— begin DATASET CONTENT —

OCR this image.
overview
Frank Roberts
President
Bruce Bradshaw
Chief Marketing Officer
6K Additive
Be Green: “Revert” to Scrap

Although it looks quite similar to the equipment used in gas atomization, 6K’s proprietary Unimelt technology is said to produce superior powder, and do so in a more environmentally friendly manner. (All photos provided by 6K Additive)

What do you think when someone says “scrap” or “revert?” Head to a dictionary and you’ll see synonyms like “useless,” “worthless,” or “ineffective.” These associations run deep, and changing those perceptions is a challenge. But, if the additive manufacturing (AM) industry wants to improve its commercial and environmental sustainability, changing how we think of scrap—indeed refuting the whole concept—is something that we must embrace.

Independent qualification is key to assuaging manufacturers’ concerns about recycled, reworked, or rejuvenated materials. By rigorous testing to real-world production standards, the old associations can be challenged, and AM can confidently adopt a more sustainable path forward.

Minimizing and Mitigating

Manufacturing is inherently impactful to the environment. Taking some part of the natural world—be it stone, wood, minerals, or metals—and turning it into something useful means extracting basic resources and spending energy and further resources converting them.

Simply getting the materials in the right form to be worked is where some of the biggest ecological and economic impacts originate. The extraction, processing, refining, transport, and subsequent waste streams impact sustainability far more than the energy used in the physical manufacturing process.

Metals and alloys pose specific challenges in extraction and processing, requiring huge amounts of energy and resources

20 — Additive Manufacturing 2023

— end DATASET CONTENT —

Go over the records above and tally each line that includes "processing". Give the total by itself.

- ANSWER -
2